Objective: Return all lines from the listing below in which the string "color" occurs.

Entries shown:
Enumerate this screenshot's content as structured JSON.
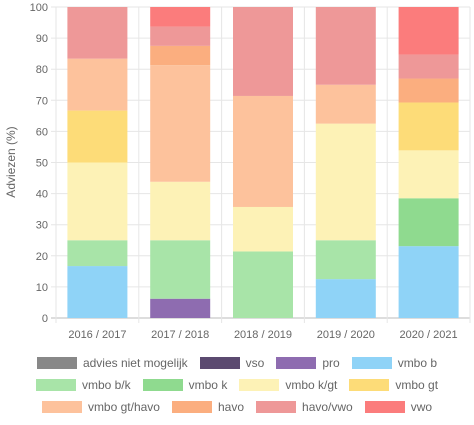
{
  "chart_data": {
    "type": "bar",
    "stacked": true,
    "ylabel": "Adviezen (%)",
    "xlabel": "",
    "ylim": [
      0,
      100
    ],
    "yticks": [
      "0",
      "10",
      "20",
      "30",
      "40",
      "50",
      "60",
      "70",
      "80",
      "90",
      "100"
    ],
    "grid": true,
    "legend_position": "bottom",
    "categories": [
      "2016 / 2017",
      "2017 / 2018",
      "2018 / 2019",
      "2019 / 2020",
      "2020 / 2021"
    ],
    "series": [
      {
        "name": "advies niet mogelijk",
        "color": "#888888",
        "values": [
          0,
          0,
          0,
          0,
          0
        ]
      },
      {
        "name": "vso",
        "color": "#5b4a70",
        "values": [
          0,
          0,
          0,
          0,
          0
        ]
      },
      {
        "name": "pro",
        "color": "#8e6cb0",
        "values": [
          0,
          6.2,
          0,
          0,
          0
        ]
      },
      {
        "name": "vmbo b",
        "color": "#8fd3f7",
        "values": [
          16.7,
          0,
          0,
          12.5,
          23.1
        ]
      },
      {
        "name": "vmbo b/k",
        "color": "#a8e4a8",
        "values": [
          8.3,
          18.8,
          21.4,
          12.5,
          0
        ]
      },
      {
        "name": "vmbo k",
        "color": "#8fda8f",
        "values": [
          0,
          0,
          0,
          0,
          15.4
        ]
      },
      {
        "name": "vmbo k/gt",
        "color": "#fdf2b6",
        "values": [
          25.0,
          18.8,
          14.3,
          37.5,
          15.4
        ]
      },
      {
        "name": "vmbo gt",
        "color": "#fddc78",
        "values": [
          16.7,
          0,
          0,
          0,
          15.4
        ]
      },
      {
        "name": "vmbo gt/havo",
        "color": "#fdc29c",
        "values": [
          16.7,
          37.5,
          35.7,
          12.5,
          0
        ]
      },
      {
        "name": "havo",
        "color": "#fbae7f",
        "values": [
          0,
          6.2,
          0,
          0,
          7.7
        ]
      },
      {
        "name": "havo/vwo",
        "color": "#ee9898",
        "values": [
          16.7,
          6.2,
          28.6,
          25.0,
          7.7
        ]
      },
      {
        "name": "vwo",
        "color": "#fb7c7c",
        "values": [
          0,
          6.3,
          0,
          0,
          15.3
        ]
      }
    ]
  }
}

Correct response:
        "color": "#888888",
        "color": "#5b4a70",
        "color": "#8e6cb0",
        "color": "#8fd3f7",
        "color": "#a8e4a8",
        "color": "#8fda8f",
        "color": "#fdf2b6",
        "color": "#fddc78",
        "color": "#fdc29c",
        "color": "#fbae7f",
        "color": "#ee9898",
        "color": "#fb7c7c",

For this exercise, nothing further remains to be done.